**SET EXERCISE**
Read through the entries below and return each line with the word "fuel".
+++ PROVIDED RECORDS
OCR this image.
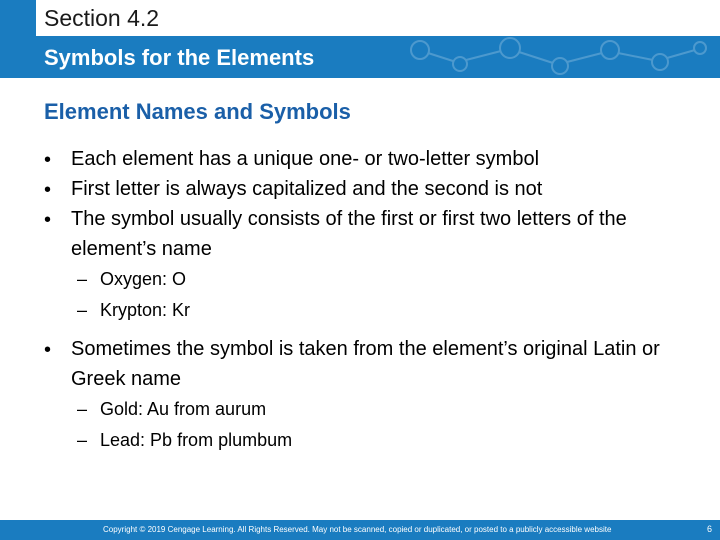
Section 4.2
Symbols for the Elements
Element Names and Symbols
• Each element has a unique one- or two-letter symbol
• First letter is always capitalized and the second is not
• The symbol usually consists of the first or first two letters of the element’s name
– Oxygen: O
– Krypton: Kr
• Sometimes the symbol is taken from the element’s original Latin or Greek name
– Gold: Au from aurum
– Lead: Pb from plumbum
Copyright © 2019 Cengage Learning. All Rights Reserved. May not be scanned, copied or duplicated, or posted to a publicly accessible website	6
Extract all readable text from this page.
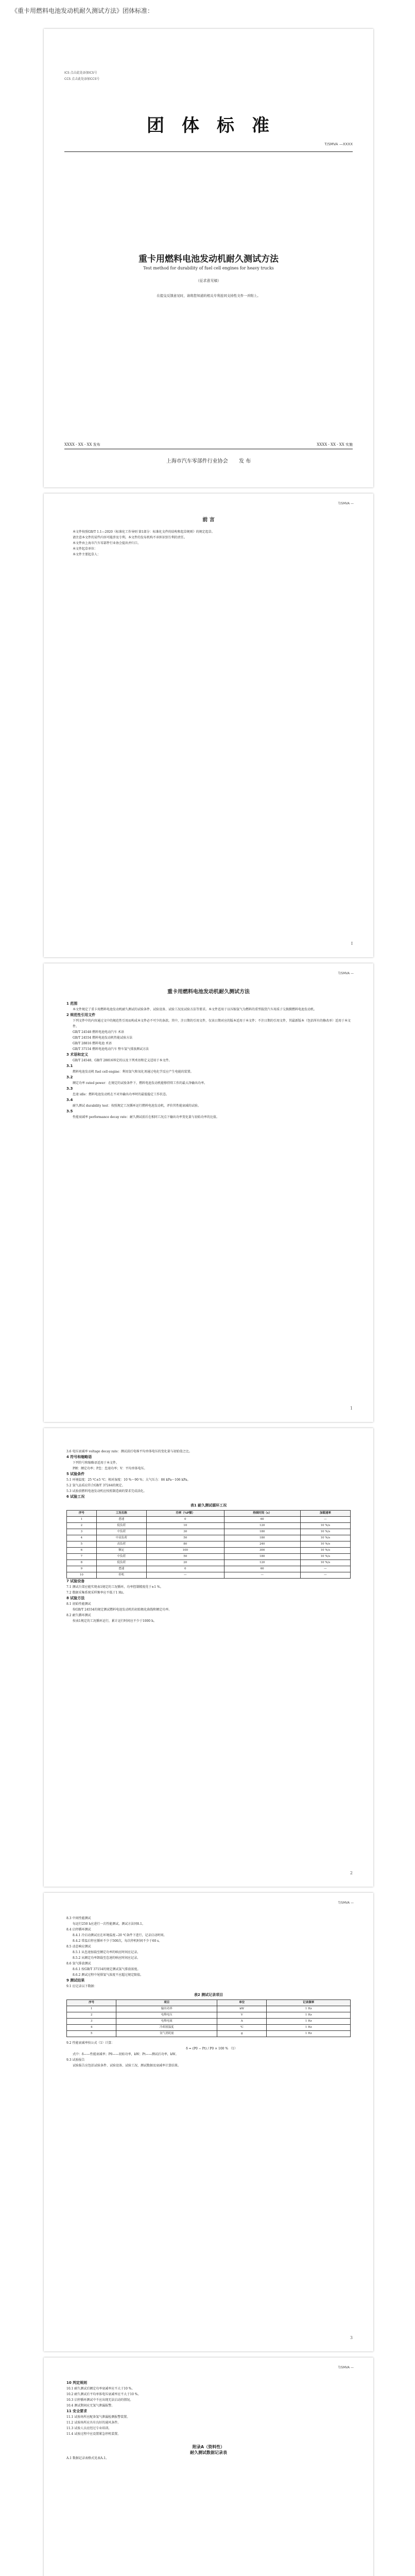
《重卡用燃料电池发动机耐久测试方法》团体标准：
ICS 点击此处添加ICS号
CCS 点击此处添加CCS号
团体标准
T/SMVA —XXXX
重卡用燃料电池发动机耐久测试方法
Test method for durability of fuel cell engines for heavy trucks
（征求意见稿）
在提交反馈意见时，请将您知道的相关专利连同支持性文件一并附上。
XXXX - XX - XX 发布	XXXX - XX - XX 实施
上海市汽车零部件行业协会 发 布
T/SMVA —

前 言

本文件按照GB/T 1.1—2020《标准化工作导则 第1部分：标准化文件的结构和起草规则》的规定起草。

请注意本文件的某些内容可能涉及专利。本文件的发布机构不承担识别专利的责任。

本文件由上海市汽车零部件行业协会提出并归口。

本文件起草单位：

本文件主要起草人：

I
T/SMVA —

重卡用燃料电池发动机耐久测试方法

1 范围

本文件规定了重卡用燃料电池发动机耐久测试的试验条件、试验设备、试验工况及试验方法等要求。本文件适用于以压缩氢气为燃料的重型载货汽车用质子交换膜燃料电池发动机。

2 规范性引用文件

下列文件中的内容通过文中的规范性引用而构成本文件必不可少的条款。其中，注日期的引用文件，仅该日期对应的版本适用于本文件；不注日期的引用文件，其最新版本（包括所有的修改单）适用于本文件。

GB/T 24548 燃料电池电动汽车 术语

GB/T 24554 燃料电池发动机性能试验方法

GB/T 28816 燃料电池 术语

GB/T 37154 燃料电池电动汽车 整车氢气排放测试方法

3 术语和定义

GB/T 24548、GB/T 28816界定的以及下列术语和定义适用于本文件。

3.1

燃料电池发动机 fuel cell engine：利用氢气和氧化剂通过电化学反应产生电能的装置。

3.2

额定功率 rated power：在规定的试验条件下，燃料电池发动机能够持续工作的最大净输出功率。

3.3

怠速 idle：燃料电池发动机在不对外输出功率时的最低稳定工作状态。

3.4

耐久测试 durability test：按照规定工况循环运行燃料电池发动机，评价其性能衰减的试验。

3.5

性能衰减率 performance decay rate：耐久测试前后在相同工况点下输出功率变化量与初始功率的比值。

1

3.6 电压衰减率 voltage decay rate：测试前后电堆平均单体电压的变化量与初始值之比。

4 符号和缩略语

下列符号和缩略语适用于本文件。

P额：额定功率；P怠：怠速功率；V：平均单体电压。

5 试验条件

5.1 环境温度：25 ℃±5 ℃；相对湿度：10 %～90 %；大气压力：86 kPa～106 kPa。

5.2 氢气品质应符合GB/T 37244的规定。

5.3 试验前燃料电池发动机应按照制造商的要求完成活化。

6 试验工况

表1 耐久测试循环工况
序号	工况名称	功率（%P额）	持续时间（s）	加载速率
1	怠速	0	60	—
2	低负荷	10	120	10 %/s
3	中负荷	30	180	10 %/s
4	中高负荷	50	180	10 %/s
5	高负荷	80	240	10 %/s
6	额定	100	300	10 %/s
7	中负荷	50	180	10 %/s
8	低负荷	20	120	10 %/s
9	怠速	0	60	—
10	停机	—	—	—

7 试验设备

7.1 测试台架应能实现表1规定的工况循环，功率控制精度优于±1 %。

7.2 数据采集系统采样频率应不低于1 Hz。

8 试验方法

8.1 初始性能测试

按GB/T 24554的规定测试燃料电池发动机的初始极化曲线和额定功率。

8.2 耐久循环测试

按表1规定的工况循环运行，累计运行时间应不少于1000 h。

2
T/SMVA —

8.3 中间性能测试

每运行250 h应进行一次性能测试，测试方法同8.1。

8.4 启停循环测试

8.4.1 冷启动测试应在环境温度−20 ℃条件下进行，记录启动时间。

8.4.2 常温启停应循环不少于500次，每次停机时间不少于60 s。

8.5 动态响应测试

8.5.1 从怠速加载至额定功率的响应时间应记录。

8.5.2 从额定功率卸载至怠速的响应时间应记录。

8.6 氢气排放测试

8.6.1 按GB/T 37154的规定测试氢气排放浓度。

8.6.2 测试过程中尾排氢气浓度不应超过规定限值。

9 测试结果

9.1 应记录以下数据：

表2 测试记录项目
序号	项目	单位	记录频率
1	输出功率	kW	1 Hz
2	电堆电压	V	1 Hz
3	电堆电流	A	1 Hz
4	冷却液温度	℃	1 Hz
5	氢气消耗量	g	1 Hz

9.2 性能衰减率按公式（1）计算：

δ = (P0 − Pt) / P0 × 100 % （1）

式中：δ——性能衰减率；P0——初始功率，kW；Pt——测试后功率，kW。

9.3 试验报告

试验报告应包括试验条件、试验设备、试验工况、测试数据及衰减率计算结果。

3
T/SMVA —

10 判定规则

10.1 耐久测试后额定功率衰减率应不大于10 %。

10.2 耐久测试后平均单体电压衰减率应不大于10 %。

10.3 启停循环测试中不应出现无法启动的情况。

10.4 测试期间应无氢气泄漏报警。

11 安全要求

11.1 试验场所应配备氢气泄漏检测报警装置。

11.2 试验场所应具有良好的通风条件。

11.3 试验人员应经过专业培训。

11.4 试验过程中应设置紧急停机装置。

附录A（资料性）

耐久测试数据记录表

A.1 数据记录表格式见表A.1。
++++++
**SOLVED PROBLEM**
Test method for durability of fuel cell engines for heavy trucks
燃料电池发动机 fuel cell engine：利用氢气和氧化剂通过电化学反应产生电能的装置。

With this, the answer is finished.